Records from a collection of figures
--- BEGIN ---
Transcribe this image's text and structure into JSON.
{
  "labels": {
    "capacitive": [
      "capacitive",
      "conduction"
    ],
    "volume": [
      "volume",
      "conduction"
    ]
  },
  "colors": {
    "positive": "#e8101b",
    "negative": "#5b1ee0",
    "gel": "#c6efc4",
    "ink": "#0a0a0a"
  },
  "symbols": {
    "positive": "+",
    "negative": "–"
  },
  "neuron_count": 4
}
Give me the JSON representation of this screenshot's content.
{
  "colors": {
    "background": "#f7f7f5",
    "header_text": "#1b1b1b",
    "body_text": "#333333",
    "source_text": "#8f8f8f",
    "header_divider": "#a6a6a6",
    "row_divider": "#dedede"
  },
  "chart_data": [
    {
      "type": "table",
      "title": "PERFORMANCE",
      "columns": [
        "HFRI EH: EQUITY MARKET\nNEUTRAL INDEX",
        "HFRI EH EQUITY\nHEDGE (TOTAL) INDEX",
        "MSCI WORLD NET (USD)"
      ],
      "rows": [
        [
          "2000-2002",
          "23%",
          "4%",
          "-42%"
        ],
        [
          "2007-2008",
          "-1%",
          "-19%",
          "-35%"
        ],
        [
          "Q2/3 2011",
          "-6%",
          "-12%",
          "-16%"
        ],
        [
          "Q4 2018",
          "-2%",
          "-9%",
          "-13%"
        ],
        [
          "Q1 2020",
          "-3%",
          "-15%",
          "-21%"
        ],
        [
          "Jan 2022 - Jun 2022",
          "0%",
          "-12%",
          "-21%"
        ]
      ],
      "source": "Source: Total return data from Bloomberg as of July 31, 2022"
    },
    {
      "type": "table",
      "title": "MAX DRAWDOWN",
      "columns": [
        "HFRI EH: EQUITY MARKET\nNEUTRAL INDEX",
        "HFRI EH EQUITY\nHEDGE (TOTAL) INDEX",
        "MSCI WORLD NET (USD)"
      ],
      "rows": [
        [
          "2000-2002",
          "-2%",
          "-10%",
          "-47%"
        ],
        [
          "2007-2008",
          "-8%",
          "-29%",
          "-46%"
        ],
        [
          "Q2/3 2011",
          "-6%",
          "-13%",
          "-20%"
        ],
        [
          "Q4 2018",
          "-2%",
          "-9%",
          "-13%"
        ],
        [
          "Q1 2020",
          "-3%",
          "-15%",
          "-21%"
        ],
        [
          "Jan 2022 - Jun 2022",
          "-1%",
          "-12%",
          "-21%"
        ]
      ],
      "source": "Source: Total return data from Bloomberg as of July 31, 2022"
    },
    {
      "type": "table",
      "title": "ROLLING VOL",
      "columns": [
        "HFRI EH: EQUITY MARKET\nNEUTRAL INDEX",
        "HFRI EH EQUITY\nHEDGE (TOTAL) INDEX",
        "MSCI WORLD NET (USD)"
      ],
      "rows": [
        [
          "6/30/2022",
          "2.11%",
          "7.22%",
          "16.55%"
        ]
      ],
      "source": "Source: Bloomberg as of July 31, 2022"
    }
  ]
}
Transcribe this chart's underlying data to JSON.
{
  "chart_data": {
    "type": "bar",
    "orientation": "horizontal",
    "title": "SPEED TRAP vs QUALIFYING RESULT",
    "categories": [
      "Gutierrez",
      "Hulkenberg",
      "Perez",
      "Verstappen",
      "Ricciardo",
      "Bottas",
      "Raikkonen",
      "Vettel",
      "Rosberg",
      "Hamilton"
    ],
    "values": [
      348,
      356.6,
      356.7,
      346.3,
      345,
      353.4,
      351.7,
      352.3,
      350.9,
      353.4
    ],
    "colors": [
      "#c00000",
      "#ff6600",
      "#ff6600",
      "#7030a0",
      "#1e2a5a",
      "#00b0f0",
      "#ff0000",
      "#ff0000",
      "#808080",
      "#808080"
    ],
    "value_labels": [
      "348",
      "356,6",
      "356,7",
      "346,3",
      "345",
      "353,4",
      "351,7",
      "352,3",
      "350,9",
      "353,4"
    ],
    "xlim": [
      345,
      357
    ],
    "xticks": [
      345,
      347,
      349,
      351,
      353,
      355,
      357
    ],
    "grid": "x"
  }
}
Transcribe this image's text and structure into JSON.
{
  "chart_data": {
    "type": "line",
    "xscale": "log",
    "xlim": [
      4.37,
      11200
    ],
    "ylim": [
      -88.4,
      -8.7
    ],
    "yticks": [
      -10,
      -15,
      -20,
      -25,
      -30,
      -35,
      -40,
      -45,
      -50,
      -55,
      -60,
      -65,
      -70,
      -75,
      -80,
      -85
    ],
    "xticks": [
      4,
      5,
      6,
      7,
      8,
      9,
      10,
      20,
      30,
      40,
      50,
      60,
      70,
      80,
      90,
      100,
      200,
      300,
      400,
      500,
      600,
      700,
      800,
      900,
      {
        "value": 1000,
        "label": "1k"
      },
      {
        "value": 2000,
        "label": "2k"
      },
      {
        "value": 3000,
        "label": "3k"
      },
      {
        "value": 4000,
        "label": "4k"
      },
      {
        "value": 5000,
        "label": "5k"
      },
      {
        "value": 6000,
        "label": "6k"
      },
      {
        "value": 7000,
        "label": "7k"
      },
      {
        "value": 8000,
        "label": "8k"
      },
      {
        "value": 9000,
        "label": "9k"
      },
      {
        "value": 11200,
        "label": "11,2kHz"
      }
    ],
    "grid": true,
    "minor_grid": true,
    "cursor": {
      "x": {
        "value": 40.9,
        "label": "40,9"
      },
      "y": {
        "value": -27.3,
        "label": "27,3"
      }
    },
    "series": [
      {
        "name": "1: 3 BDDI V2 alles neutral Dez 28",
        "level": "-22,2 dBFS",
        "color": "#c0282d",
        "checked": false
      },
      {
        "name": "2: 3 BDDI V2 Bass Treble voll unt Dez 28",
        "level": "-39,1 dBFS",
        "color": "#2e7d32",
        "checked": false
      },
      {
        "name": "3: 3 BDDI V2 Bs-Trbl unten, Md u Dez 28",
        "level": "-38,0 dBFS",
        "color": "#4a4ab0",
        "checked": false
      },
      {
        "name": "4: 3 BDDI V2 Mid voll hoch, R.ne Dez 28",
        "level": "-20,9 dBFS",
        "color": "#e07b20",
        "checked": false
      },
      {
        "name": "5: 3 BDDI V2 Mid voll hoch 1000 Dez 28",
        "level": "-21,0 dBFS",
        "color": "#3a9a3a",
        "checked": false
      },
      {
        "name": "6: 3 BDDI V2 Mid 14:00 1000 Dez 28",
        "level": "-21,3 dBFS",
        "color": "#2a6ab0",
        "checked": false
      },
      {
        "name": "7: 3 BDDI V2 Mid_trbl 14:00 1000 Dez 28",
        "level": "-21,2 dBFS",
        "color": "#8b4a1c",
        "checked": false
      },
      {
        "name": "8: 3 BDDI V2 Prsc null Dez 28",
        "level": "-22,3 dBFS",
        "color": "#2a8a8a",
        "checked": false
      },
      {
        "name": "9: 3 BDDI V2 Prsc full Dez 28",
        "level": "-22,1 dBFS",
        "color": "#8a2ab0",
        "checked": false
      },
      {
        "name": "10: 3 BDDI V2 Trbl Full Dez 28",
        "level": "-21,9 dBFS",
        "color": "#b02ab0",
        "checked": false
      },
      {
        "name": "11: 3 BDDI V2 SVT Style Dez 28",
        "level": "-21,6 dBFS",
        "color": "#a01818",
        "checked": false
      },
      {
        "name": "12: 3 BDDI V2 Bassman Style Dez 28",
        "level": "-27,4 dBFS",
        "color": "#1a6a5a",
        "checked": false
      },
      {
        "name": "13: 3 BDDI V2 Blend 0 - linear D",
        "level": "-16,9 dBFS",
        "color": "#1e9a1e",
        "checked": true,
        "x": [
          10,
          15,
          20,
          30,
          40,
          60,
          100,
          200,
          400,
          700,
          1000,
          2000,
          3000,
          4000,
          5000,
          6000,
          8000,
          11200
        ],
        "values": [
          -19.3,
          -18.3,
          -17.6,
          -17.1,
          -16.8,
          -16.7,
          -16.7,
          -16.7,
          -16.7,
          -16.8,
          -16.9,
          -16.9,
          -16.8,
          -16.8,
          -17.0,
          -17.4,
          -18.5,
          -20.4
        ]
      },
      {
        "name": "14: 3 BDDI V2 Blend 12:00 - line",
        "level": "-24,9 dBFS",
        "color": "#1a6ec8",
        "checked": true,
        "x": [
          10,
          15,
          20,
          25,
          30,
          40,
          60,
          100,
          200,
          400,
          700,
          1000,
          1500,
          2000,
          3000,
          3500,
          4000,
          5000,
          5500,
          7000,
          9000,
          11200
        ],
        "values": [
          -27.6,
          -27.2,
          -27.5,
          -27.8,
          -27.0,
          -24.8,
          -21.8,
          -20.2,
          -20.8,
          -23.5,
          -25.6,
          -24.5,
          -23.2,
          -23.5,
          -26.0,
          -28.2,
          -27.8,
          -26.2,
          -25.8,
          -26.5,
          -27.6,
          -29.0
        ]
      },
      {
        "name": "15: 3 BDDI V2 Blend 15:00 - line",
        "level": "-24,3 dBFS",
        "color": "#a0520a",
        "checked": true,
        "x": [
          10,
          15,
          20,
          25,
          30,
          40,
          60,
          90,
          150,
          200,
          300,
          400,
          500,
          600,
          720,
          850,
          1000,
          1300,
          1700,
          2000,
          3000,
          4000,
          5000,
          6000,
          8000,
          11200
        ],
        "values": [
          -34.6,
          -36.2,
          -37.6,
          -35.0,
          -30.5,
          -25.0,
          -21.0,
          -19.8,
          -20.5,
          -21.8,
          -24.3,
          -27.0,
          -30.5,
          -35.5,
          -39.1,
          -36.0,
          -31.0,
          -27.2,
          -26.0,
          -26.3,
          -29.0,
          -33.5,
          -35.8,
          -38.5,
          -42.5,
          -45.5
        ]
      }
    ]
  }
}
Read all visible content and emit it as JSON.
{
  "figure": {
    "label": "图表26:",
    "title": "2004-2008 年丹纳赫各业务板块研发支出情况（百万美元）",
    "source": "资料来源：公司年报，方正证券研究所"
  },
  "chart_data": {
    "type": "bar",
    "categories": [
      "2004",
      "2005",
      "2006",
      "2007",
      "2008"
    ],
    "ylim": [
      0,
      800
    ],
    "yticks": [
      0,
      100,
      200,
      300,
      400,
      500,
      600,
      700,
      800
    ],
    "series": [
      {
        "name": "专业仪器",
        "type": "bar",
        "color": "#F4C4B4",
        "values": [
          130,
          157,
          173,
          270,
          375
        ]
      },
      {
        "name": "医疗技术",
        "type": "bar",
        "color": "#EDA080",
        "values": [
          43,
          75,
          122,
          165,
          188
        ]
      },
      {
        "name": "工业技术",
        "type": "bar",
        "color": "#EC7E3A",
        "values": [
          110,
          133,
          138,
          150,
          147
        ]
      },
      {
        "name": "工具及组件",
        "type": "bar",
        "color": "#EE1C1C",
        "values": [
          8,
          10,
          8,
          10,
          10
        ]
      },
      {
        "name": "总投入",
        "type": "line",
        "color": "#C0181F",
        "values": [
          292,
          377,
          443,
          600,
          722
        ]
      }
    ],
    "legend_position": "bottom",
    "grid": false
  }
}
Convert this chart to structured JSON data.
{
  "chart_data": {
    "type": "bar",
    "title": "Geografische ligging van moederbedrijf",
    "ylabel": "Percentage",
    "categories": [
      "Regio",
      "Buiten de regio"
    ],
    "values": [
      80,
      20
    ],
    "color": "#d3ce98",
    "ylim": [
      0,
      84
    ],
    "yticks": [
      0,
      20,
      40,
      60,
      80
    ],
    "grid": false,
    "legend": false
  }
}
--- END ---
EXERCISE OBJECTIVE
Look through the material above and work out how many of its lines contain "JSON". State the number only.

THE REPLY
6